■ Given problem
Pick out and copy every line below that has the word "West".

═══

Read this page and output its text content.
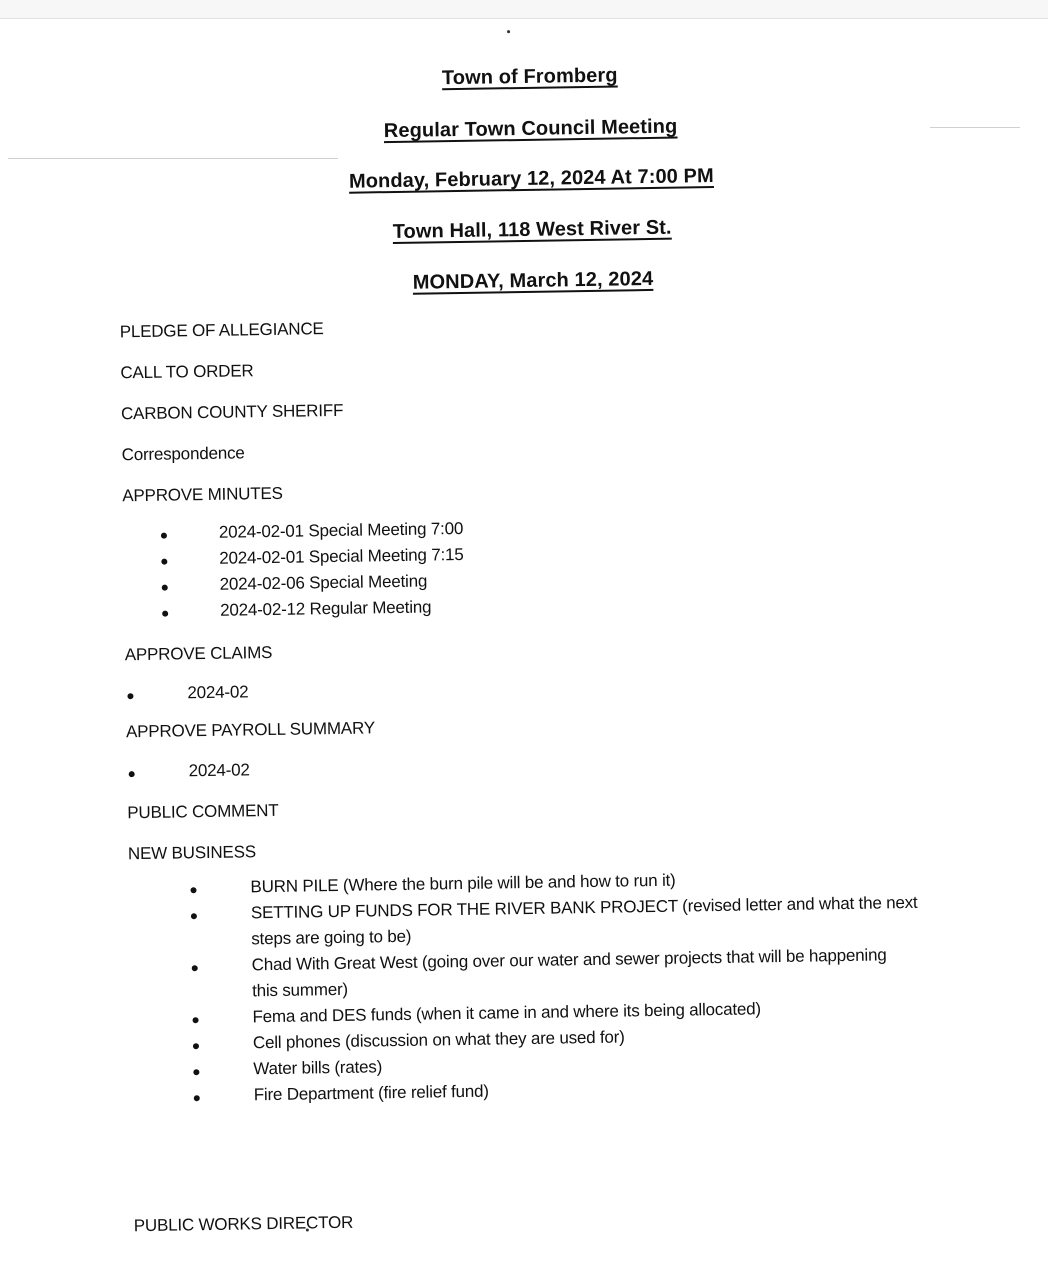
Town of Fromberg
Regular Town Council Meeting
Monday, February 12, 2024 At 7:00 PM
Town Hall, 118 West River St.
MONDAY, March 12, 2024
PLEDGE OF ALLEGIANCE
CALL TO ORDER
CARBON COUNTY SHERIFF
Correspondence
APPROVE MINUTES
2024-02-01 Special Meeting 7:00
2024-02-01 Special Meeting 7:15
2024-02-06 Special Meeting
2024-02-12 Regular Meeting
APPROVE CLAIMS
2024-02
APPROVE PAYROLL SUMMARY
2024-02
PUBLIC COMMENT
NEW BUSINESS
BURN PILE (Where the burn pile will be and how to run it)
SETTING UP FUNDS FOR THE RIVER BANK PROJECT (revised letter and what the next
steps are going to be)
Chad With Great West (going over our water and sewer projects that will be happening
this summer)
Fema and DES funds (when it came in and where its being allocated)
Cell phones (discussion on what they are used for)
Water bills (rates)
Fire Department (fire relief fund)
PUBLIC WORKS DIRECTOR
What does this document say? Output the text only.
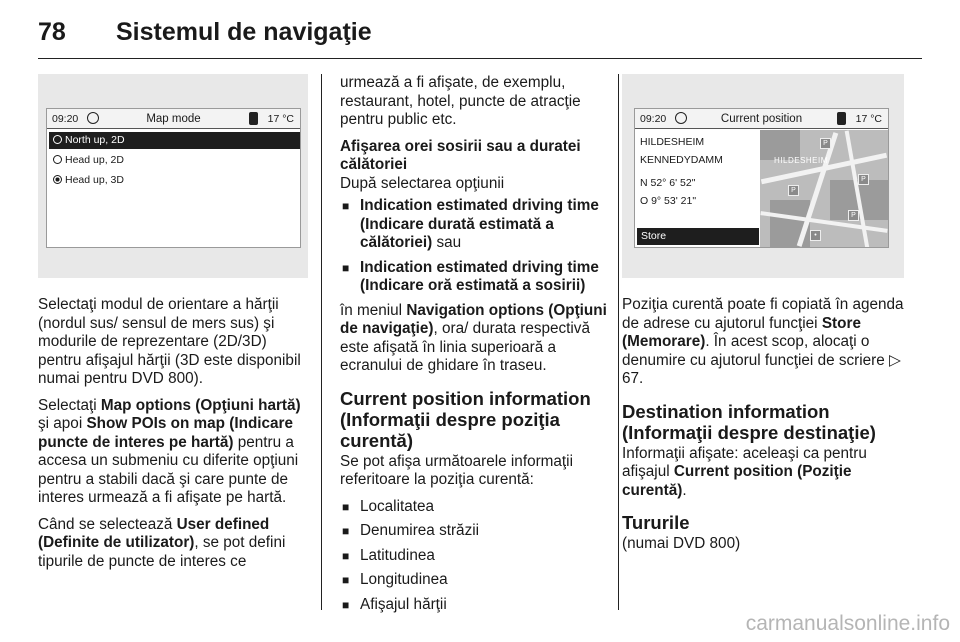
78 Sistemul de navigaţie
09:20	Map mode	17 °C
North up, 2D
Head up, 2D
Head up, 3D

Selectaţi modul de orientare a hărţii (nordul sus/ sensul de mers sus) şi modurile de reprezentare (2D/3D) pentru afişajul hărţii (3D este disponibil numai pentru DVD 800).

Selectaţi Map options (Opţiuni hartă) şi apoi Show POIs on map (Indicare puncte de interes pe hartă) pentru a accesa un submeniu cu diferite opţiuni pentru a stabili dacă şi care punte de interes urmează a fi afişate pe hartă.

Când se selectează User defined (Definite de utilizator), se pot defini tipurile de puncte de interes ce

urmează a fi afişate, de exemplu, restaurant, hotel, puncte de atracţie pentru public etc.

Afişarea orei sosirii sau a duratei călătoriei

După selectarea opţiunii

■ Indication estimated driving time (Indicare durată estimată a călătoriei) sau
■ Indication estimated driving time (Indicare oră estimată a sosirii)

în meniul Navigation options (Opţiuni de navigaţie), ora/ durata respectivă este afişată în linia superioară a ecranului de ghidare în traseu.

Current position information (Informaţii despre poziţia curentă)

Se pot afişa următoarele informaţii referitoare la poziţia curentă:

■ Localitatea
■ Denumirea străzii
■ Latitudinea
■ Longitudinea
■ Afişajul hărţii
09:20	Current position	17 °C
HILDESHEIM
KENNEDYDAMM
N 52° 6' 52"
O 9° 53' 21"
Store
HILDESHEIM
P
P
P
P
•

Poziţia curentă poate fi copiată în agenda de adrese cu ajutorul funcţiei Store (Memorare). În acest scop, alocaţi o denumire cu ajutorul funcţiei de scriere ▷ 67.

Destination information (Informaţii despre destinaţie)

Informaţii afişate: aceleaşi ca pentru afişajul Current position (Poziţie curentă).

Tururile

(numai DVD 800)

carmanualsonline.info
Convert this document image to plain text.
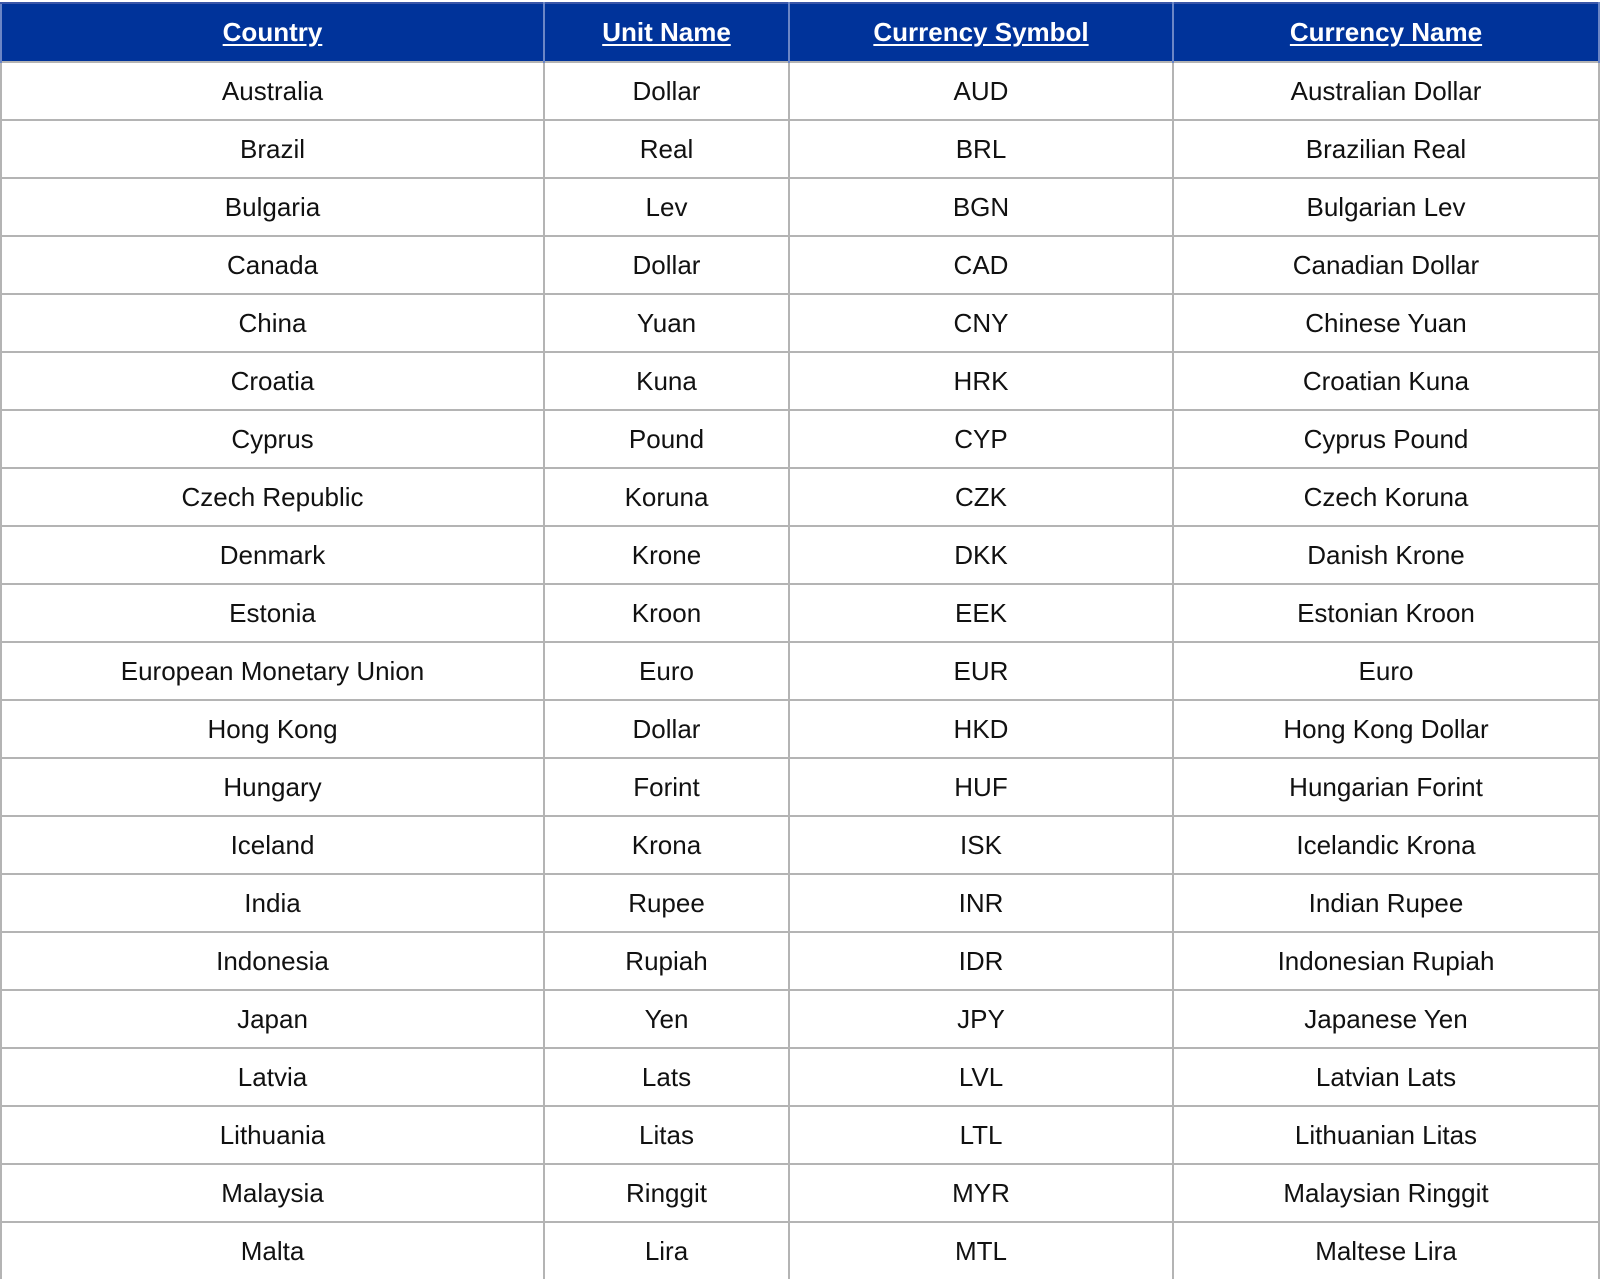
Country	Unit Name	Currency Symbol	Currency Name
Australia	Dollar	AUD	Australian Dollar
Brazil	Real	BRL	Brazilian Real
Bulgaria	Lev	BGN	Bulgarian Lev
Canada	Dollar	CAD	Canadian Dollar
China	Yuan	CNY	Chinese Yuan
Croatia	Kuna	HRK	Croatian Kuna
Cyprus	Pound	CYP	Cyprus Pound
Czech Republic	Koruna	CZK	Czech Koruna
Denmark	Krone	DKK	Danish Krone
Estonia	Kroon	EEK	Estonian Kroon
European Monetary Union	Euro	EUR	Euro
Hong Kong	Dollar	HKD	Hong Kong Dollar
Hungary	Forint	HUF	Hungarian Forint
Iceland	Krona	ISK	Icelandic Krona
India	Rupee	INR	Indian Rupee
Indonesia	Rupiah	IDR	Indonesian Rupiah
Japan	Yen	JPY	Japanese Yen
Latvia	Lats	LVL	Latvian Lats
Lithuania	Litas	LTL	Lithuanian Litas
Malaysia	Ringgit	MYR	Malaysian Ringgit
Malta	Lira	MTL	Maltese Lira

═══

■ Exercise answer
Town Hall, 118 West River St.
Chad With Great West (going over our water and sewer projects that will be happening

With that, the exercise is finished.